Dataset entries
····················

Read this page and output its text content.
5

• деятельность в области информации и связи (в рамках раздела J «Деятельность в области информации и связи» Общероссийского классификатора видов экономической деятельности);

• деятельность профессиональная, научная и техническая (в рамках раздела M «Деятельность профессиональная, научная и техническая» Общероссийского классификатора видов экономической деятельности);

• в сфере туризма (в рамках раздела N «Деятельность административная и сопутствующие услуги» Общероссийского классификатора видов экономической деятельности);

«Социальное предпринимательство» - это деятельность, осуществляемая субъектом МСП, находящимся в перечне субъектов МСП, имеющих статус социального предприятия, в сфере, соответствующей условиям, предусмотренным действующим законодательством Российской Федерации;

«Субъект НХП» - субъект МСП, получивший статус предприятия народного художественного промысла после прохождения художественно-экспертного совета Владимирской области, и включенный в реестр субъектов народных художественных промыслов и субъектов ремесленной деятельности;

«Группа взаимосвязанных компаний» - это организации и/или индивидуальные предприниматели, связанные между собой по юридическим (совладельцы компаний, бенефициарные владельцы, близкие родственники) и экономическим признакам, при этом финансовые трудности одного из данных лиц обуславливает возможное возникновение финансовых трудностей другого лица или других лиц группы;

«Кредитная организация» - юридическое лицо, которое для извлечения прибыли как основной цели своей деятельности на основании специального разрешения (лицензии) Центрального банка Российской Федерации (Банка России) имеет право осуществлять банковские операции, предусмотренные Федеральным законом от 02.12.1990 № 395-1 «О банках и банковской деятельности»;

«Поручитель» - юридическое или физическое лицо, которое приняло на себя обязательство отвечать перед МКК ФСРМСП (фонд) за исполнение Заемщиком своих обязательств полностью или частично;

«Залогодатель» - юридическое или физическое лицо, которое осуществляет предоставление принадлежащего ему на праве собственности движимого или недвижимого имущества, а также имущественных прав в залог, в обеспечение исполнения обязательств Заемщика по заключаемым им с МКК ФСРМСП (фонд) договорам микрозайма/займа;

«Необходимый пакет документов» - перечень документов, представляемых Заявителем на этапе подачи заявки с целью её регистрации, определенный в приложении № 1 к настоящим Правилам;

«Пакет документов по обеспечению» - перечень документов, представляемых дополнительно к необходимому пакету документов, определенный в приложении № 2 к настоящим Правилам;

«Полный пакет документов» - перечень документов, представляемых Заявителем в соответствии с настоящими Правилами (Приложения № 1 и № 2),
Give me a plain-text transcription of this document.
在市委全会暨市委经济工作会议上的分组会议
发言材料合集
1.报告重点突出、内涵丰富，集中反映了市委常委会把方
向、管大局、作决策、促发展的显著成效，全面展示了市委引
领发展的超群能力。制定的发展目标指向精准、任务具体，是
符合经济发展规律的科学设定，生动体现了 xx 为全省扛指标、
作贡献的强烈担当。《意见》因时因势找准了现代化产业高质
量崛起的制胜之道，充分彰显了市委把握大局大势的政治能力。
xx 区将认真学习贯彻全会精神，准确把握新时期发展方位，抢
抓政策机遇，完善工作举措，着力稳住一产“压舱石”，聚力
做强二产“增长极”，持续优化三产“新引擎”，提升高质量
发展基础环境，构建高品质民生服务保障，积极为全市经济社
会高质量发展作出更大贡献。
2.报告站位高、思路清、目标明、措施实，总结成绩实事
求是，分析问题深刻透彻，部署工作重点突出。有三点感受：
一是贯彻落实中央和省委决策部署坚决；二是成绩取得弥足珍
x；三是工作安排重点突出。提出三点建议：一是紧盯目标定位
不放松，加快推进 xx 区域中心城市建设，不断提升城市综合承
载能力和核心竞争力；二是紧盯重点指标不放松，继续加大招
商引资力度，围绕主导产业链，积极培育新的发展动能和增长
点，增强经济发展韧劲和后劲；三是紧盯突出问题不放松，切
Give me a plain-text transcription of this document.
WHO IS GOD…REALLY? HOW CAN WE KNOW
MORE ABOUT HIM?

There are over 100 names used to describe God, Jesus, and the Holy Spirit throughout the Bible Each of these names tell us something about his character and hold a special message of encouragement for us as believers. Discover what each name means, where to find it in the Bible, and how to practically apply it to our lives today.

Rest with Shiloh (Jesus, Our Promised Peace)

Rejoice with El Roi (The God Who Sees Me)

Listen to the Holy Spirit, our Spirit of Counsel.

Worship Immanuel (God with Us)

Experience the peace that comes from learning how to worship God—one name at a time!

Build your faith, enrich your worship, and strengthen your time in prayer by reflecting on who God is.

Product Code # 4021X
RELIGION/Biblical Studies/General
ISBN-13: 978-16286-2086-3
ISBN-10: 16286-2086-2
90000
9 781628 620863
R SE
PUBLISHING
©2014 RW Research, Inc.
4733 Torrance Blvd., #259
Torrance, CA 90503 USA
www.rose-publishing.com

····················

> TASK DESCRIPTION
Return a copy of every line that includes the word "юридическое".

> ANSWER TO THIS EXERCISE
«Кредитная организация» - юридическое лицо, которое для извлечения прибыли как основной цели своей деятельности на основании специального разрешения (лицензии) Центрального банка Российской Федерации (Банка России) имеет право осуществлять банковские операции, предусмотренные Федеральным законом от 02.12.1990 № 395-1 «О банках и банковской деятельности»;
«Поручитель» - юридическое или физическое лицо, которое приняло на себя обязательство отвечать перед МКК ФСРМСП (фонд) за исполнение Заемщиком своих обязательств полностью или частично;
«Залогодатель» - юридическое или физическое лицо, которое осуществляет предоставление принадлежащего ему на праве собственности движимого или недвижимого имущества, а также имущественных прав в залог, в обеспечение исполнения обязательств Заемщика по заключаемым им с МКК ФСРМСП (фонд) договорам микрозайма/займа;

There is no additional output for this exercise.